| Problem requirements |
Reproduce the records below exactly as they appear, omitting any pictures they contain.

Data listing:
==*==
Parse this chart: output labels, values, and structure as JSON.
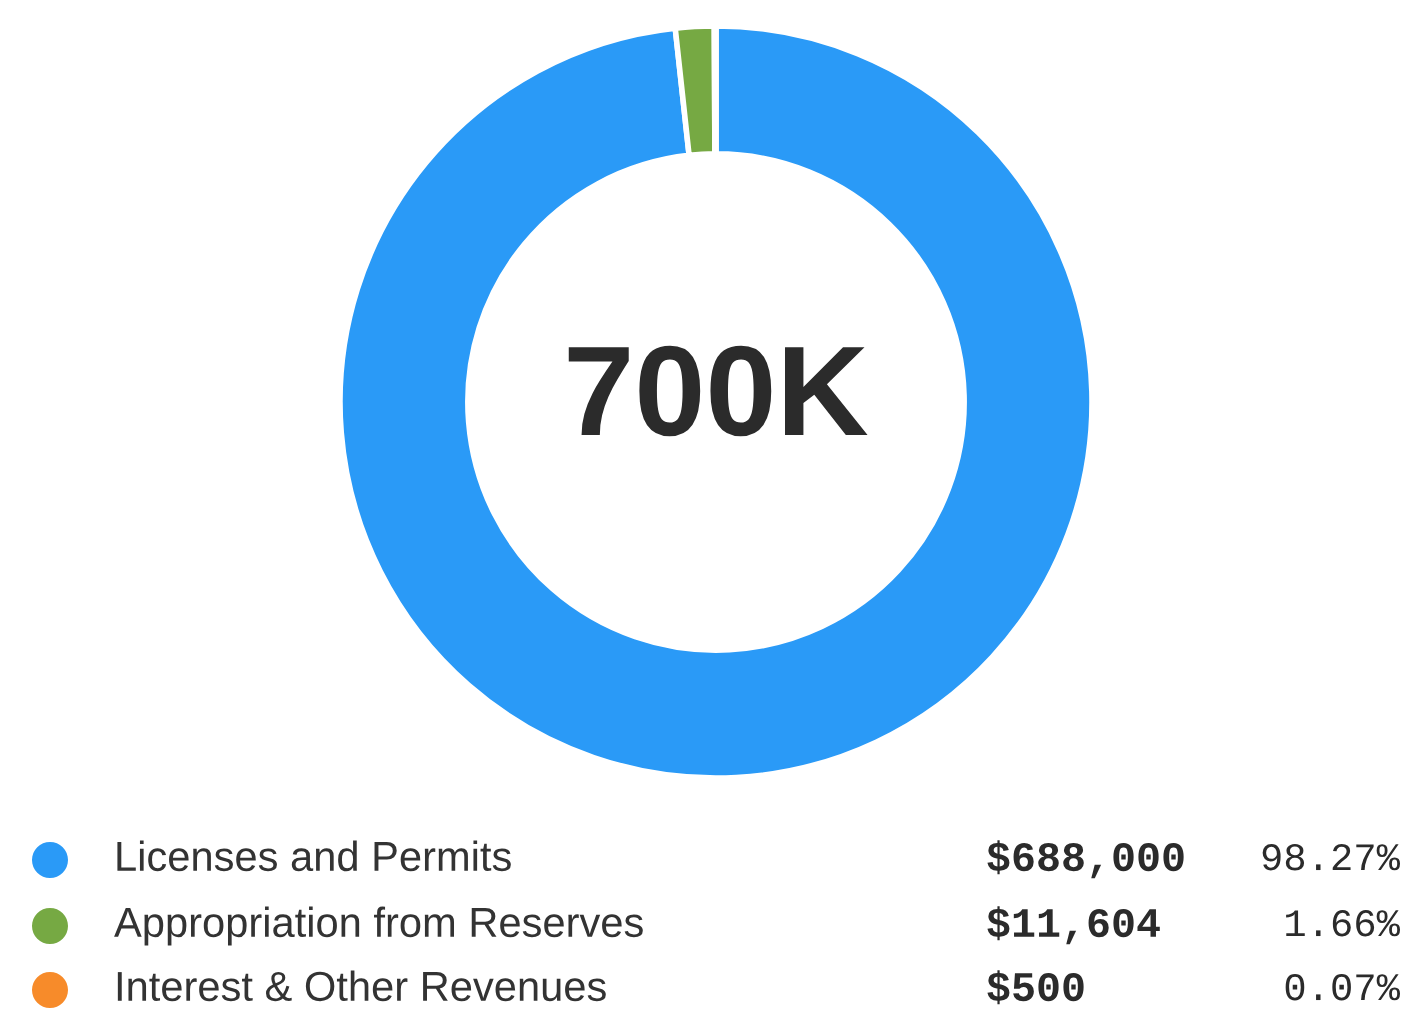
{
  "chart_data": {
    "type": "donut",
    "categories": [
      "Licenses and Permits",
      "Appropriation from Reserves",
      "Interest & Other Revenues"
    ],
    "values": [
      688000,
      11604,
      500
    ],
    "colors": [
      "#2a9af7",
      "#76a943",
      "#f78b2a"
    ],
    "value_labels": [
      "$688,000",
      "$11,604",
      "$500"
    ],
    "annotations": [
      "700K",
      "98.27%",
      "1.66%",
      "0.07%"
    ],
    "legend": "bottom"
  }
}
==*==
| Answer to this exercise |
Parse this chart: output labels, values, and structure as JSON.
{
  "chart_data": {
    "type": "donut",
    "categories": [
      "Licenses and Permits",
      "Appropriation from Reserves",
      "Interest & Other Revenues"
    ],
    "values": [
      688000,
      11604,
      500
    ],
    "colors": [
      "#2a9af7",
      "#76a943",
      "#f78b2a"
    ],
    "value_labels": [
      "$688,000",
      "$11,604",
      "$500"
    ],
    "annotations": [
      "700K",
      "98.27%",
      "1.66%",
      "0.07%"
    ],
    "legend": "bottom"
  }
}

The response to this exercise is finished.